## Goal
Your copy of the material below should match it exactly, except that it holds no pictures.
## start
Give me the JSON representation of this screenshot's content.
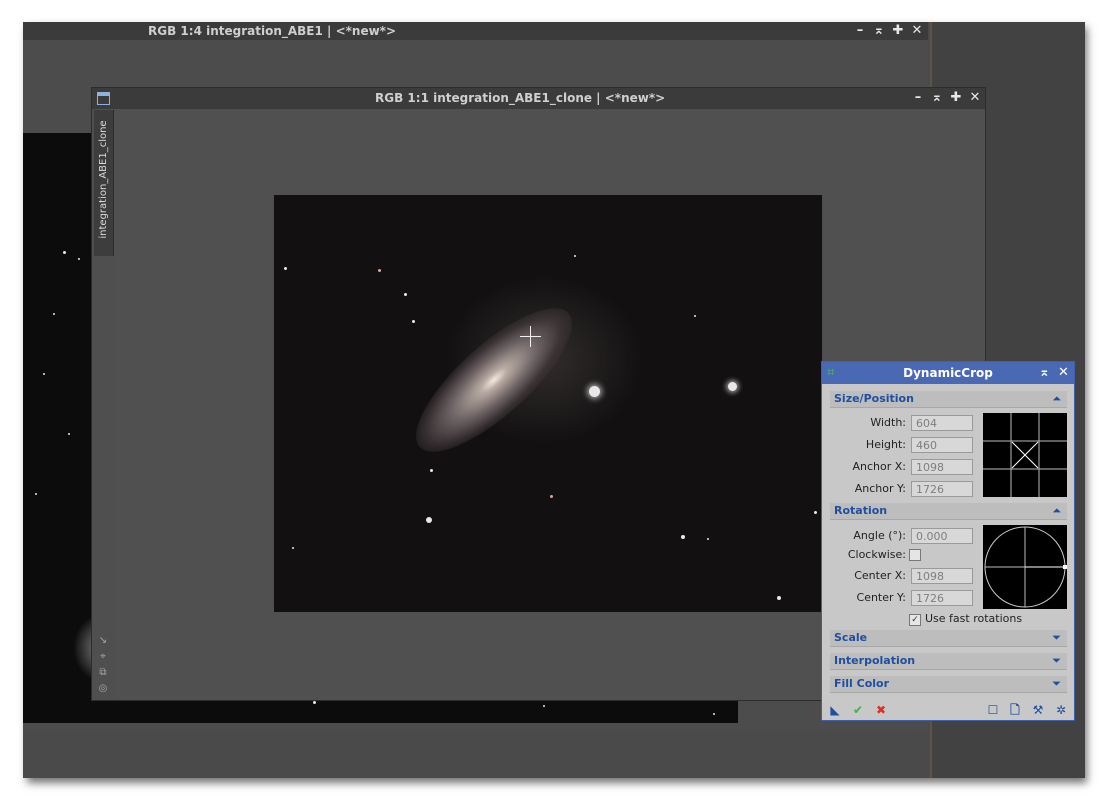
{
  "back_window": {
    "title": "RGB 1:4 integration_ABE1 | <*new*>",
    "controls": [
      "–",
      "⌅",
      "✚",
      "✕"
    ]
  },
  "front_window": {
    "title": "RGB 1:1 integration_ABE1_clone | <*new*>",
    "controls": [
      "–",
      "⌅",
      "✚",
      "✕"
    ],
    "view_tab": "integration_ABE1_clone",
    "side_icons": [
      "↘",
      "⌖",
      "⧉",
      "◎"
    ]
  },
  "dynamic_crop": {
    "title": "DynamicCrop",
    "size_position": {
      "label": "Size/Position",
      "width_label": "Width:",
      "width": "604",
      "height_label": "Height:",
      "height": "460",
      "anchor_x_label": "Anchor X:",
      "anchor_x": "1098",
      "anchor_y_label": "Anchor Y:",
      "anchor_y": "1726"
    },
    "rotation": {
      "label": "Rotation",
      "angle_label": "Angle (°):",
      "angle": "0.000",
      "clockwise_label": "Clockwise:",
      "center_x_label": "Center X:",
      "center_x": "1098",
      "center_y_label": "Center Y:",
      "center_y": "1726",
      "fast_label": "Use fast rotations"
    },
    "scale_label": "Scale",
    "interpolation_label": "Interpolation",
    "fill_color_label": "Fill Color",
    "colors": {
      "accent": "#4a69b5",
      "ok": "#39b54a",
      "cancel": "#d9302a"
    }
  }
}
## end
## Exercise response
Give me the JSON representation of this screenshot's content.
{
  "back_window": {
    "title": "RGB 1:4 integration_ABE1 | <*new*>",
    "controls": [
      "–",
      "⌅",
      "✚",
      "✕"
    ]
  },
  "front_window": {
    "title": "RGB 1:1 integration_ABE1_clone | <*new*>",
    "controls": [
      "–",
      "⌅",
      "✚",
      "✕"
    ],
    "view_tab": "integration_ABE1_clone",
    "side_icons": [
      "↘",
      "⌖",
      "⧉",
      "◎"
    ]
  },
  "dynamic_crop": {
    "title": "DynamicCrop",
    "size_position": {
      "label": "Size/Position",
      "width_label": "Width:",
      "width": "604",
      "height_label": "Height:",
      "height": "460",
      "anchor_x_label": "Anchor X:",
      "anchor_x": "1098",
      "anchor_y_label": "Anchor Y:",
      "anchor_y": "1726"
    },
    "rotation": {
      "label": "Rotation",
      "angle_label": "Angle (°):",
      "angle": "0.000",
      "clockwise_label": "Clockwise:",
      "center_x_label": "Center X:",
      "center_x": "1098",
      "center_y_label": "Center Y:",
      "center_y": "1726",
      "fast_label": "Use fast rotations"
    },
    "scale_label": "Scale",
    "interpolation_label": "Interpolation",
    "fill_color_label": "Fill Color",
    "colors": {
      "accent": "#4a69b5",
      "ok": "#39b54a",
      "cancel": "#d9302a"
    }
  }
}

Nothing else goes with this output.